━━ TASK MATERIAL ━━
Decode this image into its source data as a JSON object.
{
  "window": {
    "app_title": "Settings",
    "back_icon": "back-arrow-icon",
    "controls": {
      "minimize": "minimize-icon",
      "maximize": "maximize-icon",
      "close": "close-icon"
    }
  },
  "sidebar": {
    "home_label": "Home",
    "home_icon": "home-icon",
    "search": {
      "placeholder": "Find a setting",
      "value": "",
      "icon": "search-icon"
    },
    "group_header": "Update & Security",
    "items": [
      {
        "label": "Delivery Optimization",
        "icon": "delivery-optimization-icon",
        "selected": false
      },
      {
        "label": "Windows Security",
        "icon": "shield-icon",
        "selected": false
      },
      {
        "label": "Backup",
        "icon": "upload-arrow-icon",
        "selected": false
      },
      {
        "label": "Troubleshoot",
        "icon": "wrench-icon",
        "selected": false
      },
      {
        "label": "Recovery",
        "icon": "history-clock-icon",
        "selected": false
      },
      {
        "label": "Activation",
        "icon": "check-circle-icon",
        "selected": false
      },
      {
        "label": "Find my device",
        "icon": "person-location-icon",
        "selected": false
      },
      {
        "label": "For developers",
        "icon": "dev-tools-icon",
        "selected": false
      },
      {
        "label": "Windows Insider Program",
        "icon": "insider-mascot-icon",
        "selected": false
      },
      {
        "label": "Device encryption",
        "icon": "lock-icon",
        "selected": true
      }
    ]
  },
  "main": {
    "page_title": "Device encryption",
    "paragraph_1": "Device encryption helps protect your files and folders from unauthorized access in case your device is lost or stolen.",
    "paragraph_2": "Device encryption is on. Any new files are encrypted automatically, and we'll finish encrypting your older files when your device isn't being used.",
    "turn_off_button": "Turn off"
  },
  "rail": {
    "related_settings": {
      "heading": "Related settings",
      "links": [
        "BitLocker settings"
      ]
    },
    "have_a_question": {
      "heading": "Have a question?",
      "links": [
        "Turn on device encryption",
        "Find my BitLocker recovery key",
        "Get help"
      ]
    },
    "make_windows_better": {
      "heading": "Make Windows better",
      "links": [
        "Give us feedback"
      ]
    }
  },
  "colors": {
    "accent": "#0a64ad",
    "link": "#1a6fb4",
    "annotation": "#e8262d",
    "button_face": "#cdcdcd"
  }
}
━━━
#### [SET PROBLEM]
Write an exact transcription of every entry above.

#### [ANSWER]
Decode this image into its source data as a JSON object.
{
  "window": {
    "app_title": "Settings",
    "back_icon": "back-arrow-icon",
    "controls": {
      "minimize": "minimize-icon",
      "maximize": "maximize-icon",
      "close": "close-icon"
    }
  },
  "sidebar": {
    "home_label": "Home",
    "home_icon": "home-icon",
    "search": {
      "placeholder": "Find a setting",
      "value": "",
      "icon": "search-icon"
    },
    "group_header": "Update & Security",
    "items": [
      {
        "label": "Delivery Optimization",
        "icon": "delivery-optimization-icon",
        "selected": false
      },
      {
        "label": "Windows Security",
        "icon": "shield-icon",
        "selected": false
      },
      {
        "label": "Backup",
        "icon": "upload-arrow-icon",
        "selected": false
      },
      {
        "label": "Troubleshoot",
        "icon": "wrench-icon",
        "selected": false
      },
      {
        "label": "Recovery",
        "icon": "history-clock-icon",
        "selected": false
      },
      {
        "label": "Activation",
        "icon": "check-circle-icon",
        "selected": false
      },
      {
        "label": "Find my device",
        "icon": "person-location-icon",
        "selected": false
      },
      {
        "label": "For developers",
        "icon": "dev-tools-icon",
        "selected": false
      },
      {
        "label": "Windows Insider Program",
        "icon": "insider-mascot-icon",
        "selected": false
      },
      {
        "label": "Device encryption",
        "icon": "lock-icon",
        "selected": true
      }
    ]
  },
  "main": {
    "page_title": "Device encryption",
    "paragraph_1": "Device encryption helps protect your files and folders from unauthorized access in case your device is lost or stolen.",
    "paragraph_2": "Device encryption is on. Any new files are encrypted automatically, and we'll finish encrypting your older files when your device isn't being used.",
    "turn_off_button": "Turn off"
  },
  "rail": {
    "related_settings": {
      "heading": "Related settings",
      "links": [
        "BitLocker settings"
      ]
    },
    "have_a_question": {
      "heading": "Have a question?",
      "links": [
        "Turn on device encryption",
        "Find my BitLocker recovery key",
        "Get help"
      ]
    },
    "make_windows_better": {
      "heading": "Make Windows better",
      "links": [
        "Give us feedback"
      ]
    }
  },
  "colors": {
    "accent": "#0a64ad",
    "link": "#1a6fb4",
    "annotation": "#e8262d",
    "button_face": "#cdcdcd"
  }
}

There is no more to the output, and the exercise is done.